Exercise aim
Return the rows below word for word, beginning at the line containing "Point — [290, 172, 300, 178]" and continuing through the line containing "Point — [142, 329, 152, 335]", with both of those lines included.

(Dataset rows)
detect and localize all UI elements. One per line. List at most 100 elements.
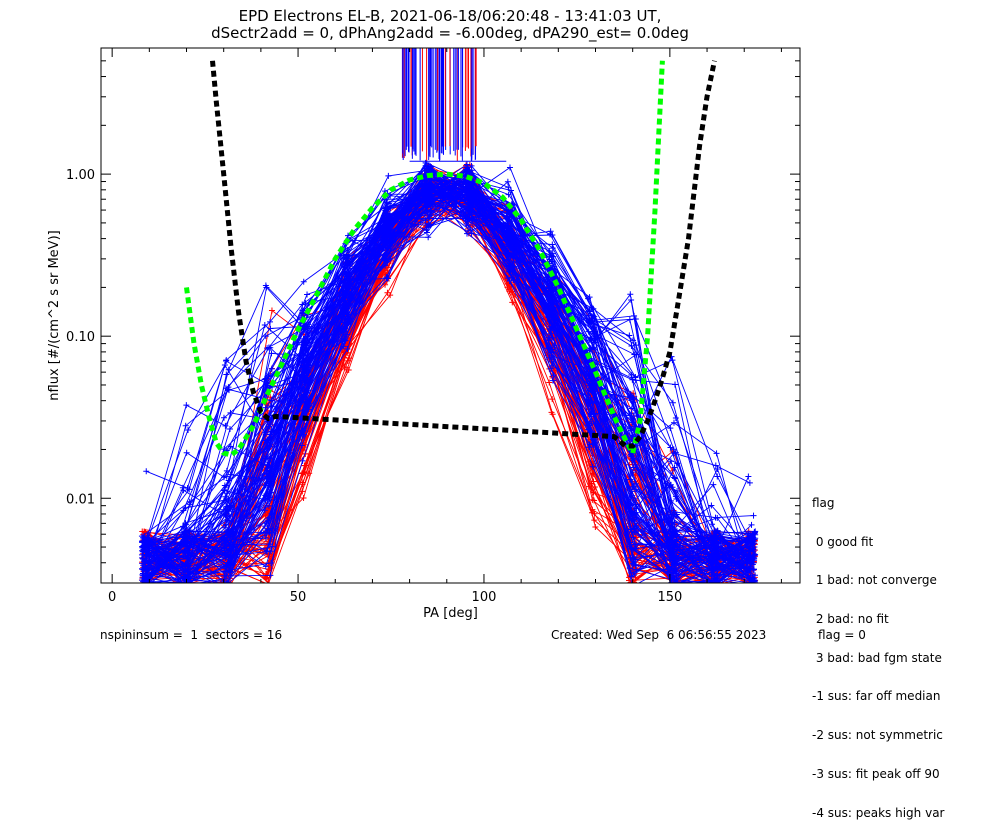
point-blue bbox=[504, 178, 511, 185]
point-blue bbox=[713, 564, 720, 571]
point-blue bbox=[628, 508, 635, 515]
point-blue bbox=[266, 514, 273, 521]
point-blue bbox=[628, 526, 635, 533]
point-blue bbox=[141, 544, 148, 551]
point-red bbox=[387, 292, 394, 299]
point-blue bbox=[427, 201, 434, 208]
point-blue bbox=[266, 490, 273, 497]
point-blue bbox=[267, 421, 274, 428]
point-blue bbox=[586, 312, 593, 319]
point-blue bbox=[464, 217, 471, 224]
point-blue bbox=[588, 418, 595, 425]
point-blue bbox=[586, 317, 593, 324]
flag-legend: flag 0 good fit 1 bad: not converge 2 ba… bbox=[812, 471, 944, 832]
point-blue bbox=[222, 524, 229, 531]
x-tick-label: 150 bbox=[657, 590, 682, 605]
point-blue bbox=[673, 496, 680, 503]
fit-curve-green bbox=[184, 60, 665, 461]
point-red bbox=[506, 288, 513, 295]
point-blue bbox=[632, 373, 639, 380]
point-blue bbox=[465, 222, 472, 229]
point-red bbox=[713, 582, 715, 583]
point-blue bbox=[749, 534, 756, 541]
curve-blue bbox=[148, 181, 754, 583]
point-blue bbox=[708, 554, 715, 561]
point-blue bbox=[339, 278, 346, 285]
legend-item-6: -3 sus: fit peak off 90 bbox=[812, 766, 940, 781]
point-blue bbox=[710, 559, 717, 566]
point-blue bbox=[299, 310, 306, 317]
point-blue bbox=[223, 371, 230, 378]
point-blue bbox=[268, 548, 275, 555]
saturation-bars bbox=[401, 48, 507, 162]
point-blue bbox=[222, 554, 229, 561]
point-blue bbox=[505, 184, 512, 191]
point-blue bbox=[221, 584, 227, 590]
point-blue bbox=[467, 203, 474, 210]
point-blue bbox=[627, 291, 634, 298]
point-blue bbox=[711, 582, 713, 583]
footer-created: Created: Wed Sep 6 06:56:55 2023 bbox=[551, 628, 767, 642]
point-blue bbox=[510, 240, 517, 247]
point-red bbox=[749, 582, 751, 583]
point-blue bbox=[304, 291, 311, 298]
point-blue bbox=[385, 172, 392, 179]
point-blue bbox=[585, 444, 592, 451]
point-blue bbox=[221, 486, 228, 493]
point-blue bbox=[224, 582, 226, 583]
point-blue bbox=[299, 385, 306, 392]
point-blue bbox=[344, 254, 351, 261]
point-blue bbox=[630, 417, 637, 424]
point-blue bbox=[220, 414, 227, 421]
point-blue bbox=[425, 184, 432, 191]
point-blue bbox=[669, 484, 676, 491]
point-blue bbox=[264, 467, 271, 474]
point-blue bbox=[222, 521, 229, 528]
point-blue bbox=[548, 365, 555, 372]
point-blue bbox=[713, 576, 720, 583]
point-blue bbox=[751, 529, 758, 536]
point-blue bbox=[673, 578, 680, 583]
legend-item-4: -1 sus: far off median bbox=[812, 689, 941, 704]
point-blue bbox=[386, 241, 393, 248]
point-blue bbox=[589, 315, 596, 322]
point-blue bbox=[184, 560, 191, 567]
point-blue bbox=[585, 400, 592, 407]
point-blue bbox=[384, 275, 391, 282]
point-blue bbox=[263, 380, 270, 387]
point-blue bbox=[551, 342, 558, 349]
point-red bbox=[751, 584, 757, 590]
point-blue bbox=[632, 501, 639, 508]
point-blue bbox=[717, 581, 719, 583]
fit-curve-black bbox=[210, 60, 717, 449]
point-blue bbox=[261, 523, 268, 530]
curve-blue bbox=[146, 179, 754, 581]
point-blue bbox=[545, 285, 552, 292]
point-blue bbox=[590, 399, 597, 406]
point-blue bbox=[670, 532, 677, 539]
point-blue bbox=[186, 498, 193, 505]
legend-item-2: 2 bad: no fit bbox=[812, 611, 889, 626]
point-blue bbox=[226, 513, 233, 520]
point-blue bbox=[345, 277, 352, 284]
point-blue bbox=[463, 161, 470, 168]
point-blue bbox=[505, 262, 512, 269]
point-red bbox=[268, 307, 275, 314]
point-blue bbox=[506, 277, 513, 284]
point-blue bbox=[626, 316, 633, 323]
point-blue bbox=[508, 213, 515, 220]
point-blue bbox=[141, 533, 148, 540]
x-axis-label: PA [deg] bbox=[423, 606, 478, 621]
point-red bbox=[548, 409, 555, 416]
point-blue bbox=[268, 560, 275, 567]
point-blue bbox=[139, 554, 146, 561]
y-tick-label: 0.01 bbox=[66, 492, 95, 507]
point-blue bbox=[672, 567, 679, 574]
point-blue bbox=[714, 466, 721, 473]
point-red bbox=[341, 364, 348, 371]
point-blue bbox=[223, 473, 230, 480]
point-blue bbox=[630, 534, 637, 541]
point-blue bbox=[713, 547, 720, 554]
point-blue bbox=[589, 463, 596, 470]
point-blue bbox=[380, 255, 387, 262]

==

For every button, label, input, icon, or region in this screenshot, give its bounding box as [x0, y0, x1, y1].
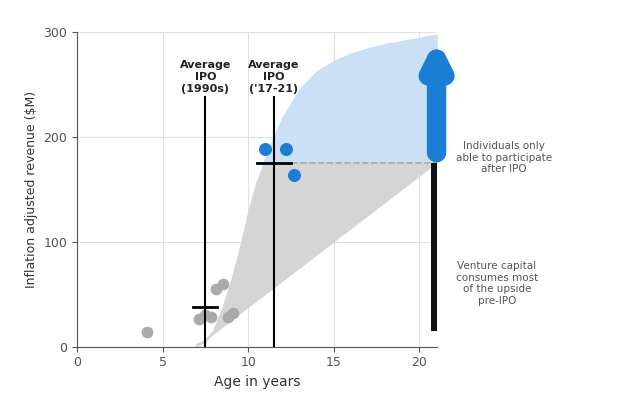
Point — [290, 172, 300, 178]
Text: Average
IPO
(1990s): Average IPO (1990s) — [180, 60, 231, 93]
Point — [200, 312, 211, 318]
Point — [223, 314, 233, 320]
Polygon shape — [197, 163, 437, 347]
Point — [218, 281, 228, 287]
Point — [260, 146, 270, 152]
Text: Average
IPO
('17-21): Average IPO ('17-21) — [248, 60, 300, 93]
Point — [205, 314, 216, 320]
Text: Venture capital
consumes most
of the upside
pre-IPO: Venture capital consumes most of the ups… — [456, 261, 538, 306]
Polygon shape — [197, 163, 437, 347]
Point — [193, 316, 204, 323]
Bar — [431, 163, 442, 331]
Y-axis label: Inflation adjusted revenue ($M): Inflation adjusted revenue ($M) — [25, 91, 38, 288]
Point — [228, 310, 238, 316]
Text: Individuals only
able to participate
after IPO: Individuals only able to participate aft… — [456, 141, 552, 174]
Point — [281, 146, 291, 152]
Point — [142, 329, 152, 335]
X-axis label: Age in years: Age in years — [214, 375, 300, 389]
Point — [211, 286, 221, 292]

---

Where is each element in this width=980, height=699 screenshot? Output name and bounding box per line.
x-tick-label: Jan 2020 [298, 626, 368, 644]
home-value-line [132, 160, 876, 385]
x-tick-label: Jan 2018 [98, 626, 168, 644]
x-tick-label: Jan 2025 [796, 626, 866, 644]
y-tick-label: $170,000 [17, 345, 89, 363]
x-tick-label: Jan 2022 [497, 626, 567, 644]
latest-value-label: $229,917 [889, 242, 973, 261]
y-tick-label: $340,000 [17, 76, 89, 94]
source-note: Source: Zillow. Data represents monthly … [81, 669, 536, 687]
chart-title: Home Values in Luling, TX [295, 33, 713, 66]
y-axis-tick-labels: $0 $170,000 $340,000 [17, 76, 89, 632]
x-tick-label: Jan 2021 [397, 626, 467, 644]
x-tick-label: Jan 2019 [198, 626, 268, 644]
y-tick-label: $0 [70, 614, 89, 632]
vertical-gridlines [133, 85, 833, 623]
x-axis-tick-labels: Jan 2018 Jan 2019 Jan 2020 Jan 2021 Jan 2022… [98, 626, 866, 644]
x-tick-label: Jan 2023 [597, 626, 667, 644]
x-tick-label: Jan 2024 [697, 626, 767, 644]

Expected answer
Point — [290, 172, 300, 178]
Text: Average
IPO
(1990s): Average IPO (1990s) — [180, 60, 231, 93]
Point — [200, 312, 211, 318]
Point — [223, 314, 233, 320]
Polygon shape — [197, 163, 437, 347]
Point — [218, 281, 228, 287]
Point — [260, 146, 270, 152]
Text: Average
IPO
('17-21): Average IPO ('17-21) — [248, 60, 300, 93]
Point — [205, 314, 216, 320]
Text: Venture capital
consumes most
of the upside
pre-IPO: Venture capital consumes most of the ups… — [456, 261, 538, 306]
Polygon shape — [197, 163, 437, 347]
Point — [193, 316, 204, 323]
Bar — [431, 163, 442, 331]
Y-axis label: Inflation adjusted revenue ($M): Inflation adjusted revenue ($M) — [25, 91, 38, 288]
Point — [228, 310, 238, 316]
Text: Individuals only
able to participate
after IPO: Individuals only able to participate aft… — [456, 141, 552, 174]
Point — [281, 146, 291, 152]
Point — [142, 329, 152, 335]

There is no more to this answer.